▶ JOB
Locate and copy each line in the data that contains the word "screenshot".

▶ RECORDS SHOWN

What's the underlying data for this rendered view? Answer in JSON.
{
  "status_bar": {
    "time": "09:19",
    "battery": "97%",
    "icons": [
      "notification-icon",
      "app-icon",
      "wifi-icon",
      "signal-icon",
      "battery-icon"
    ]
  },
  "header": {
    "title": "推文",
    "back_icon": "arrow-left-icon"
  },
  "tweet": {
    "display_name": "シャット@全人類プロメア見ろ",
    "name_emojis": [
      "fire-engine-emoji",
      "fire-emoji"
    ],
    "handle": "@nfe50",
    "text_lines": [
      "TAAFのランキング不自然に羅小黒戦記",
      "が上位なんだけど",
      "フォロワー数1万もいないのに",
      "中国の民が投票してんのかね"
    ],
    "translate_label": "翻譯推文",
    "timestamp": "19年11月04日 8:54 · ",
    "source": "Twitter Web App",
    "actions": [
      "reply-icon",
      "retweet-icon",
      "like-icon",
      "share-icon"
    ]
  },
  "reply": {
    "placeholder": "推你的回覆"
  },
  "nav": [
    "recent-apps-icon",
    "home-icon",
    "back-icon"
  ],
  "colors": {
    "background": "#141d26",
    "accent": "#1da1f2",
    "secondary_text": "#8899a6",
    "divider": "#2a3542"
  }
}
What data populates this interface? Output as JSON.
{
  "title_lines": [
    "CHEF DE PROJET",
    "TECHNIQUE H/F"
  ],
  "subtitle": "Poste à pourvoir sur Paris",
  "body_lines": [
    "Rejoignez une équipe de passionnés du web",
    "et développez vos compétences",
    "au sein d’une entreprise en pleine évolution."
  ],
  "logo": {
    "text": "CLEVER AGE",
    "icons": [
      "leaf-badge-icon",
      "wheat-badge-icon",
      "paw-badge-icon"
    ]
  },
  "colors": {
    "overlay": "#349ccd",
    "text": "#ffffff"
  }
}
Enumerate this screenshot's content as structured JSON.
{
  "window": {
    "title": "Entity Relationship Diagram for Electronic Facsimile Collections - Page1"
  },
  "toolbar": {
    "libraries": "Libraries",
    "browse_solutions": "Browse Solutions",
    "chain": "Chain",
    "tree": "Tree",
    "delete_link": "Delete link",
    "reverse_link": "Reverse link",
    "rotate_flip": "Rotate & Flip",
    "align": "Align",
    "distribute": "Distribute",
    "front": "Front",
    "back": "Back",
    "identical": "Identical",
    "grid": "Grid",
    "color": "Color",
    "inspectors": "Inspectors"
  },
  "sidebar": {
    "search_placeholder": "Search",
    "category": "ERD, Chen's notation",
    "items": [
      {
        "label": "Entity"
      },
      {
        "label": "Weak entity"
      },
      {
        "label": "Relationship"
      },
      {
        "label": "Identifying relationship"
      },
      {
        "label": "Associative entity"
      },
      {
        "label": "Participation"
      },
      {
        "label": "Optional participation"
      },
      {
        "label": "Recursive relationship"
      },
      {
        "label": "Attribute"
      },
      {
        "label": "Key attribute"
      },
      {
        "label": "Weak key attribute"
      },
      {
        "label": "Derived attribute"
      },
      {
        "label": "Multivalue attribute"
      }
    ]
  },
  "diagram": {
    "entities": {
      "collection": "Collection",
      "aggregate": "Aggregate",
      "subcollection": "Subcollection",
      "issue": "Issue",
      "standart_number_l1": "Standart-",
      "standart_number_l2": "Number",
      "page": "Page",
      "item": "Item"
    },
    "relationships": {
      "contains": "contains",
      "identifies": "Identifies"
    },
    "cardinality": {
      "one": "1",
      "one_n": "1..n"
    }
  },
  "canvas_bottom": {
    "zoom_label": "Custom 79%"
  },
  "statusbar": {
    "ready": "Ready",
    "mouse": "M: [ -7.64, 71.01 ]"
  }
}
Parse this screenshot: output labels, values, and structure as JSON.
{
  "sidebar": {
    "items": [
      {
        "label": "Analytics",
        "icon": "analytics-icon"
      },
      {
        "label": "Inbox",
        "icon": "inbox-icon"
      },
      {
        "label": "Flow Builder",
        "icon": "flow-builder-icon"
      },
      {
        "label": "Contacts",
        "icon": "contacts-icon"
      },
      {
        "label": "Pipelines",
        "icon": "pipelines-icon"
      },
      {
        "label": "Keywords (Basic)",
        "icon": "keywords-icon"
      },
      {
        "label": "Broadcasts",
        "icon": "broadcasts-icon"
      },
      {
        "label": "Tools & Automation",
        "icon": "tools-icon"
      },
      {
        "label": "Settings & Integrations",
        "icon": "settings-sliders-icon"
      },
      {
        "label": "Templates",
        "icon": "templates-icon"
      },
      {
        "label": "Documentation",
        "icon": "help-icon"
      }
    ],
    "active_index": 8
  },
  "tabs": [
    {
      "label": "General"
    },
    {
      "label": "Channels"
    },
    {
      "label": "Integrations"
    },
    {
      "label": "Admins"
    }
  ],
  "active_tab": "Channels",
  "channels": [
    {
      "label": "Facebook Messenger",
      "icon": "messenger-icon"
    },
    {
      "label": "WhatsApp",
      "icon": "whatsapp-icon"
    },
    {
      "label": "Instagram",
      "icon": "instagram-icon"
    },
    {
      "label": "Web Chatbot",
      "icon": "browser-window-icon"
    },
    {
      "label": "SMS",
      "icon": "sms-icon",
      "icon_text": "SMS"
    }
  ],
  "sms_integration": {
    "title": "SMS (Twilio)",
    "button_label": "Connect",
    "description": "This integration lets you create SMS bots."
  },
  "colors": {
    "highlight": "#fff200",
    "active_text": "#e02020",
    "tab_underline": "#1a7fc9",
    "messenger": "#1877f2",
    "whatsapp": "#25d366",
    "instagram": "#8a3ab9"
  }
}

▶ SOLUTION TO THE PROBLEM
Enumerate this screenshot's content as structured JSON.
Parse this screenshot: output labels, values, and structure as JSON.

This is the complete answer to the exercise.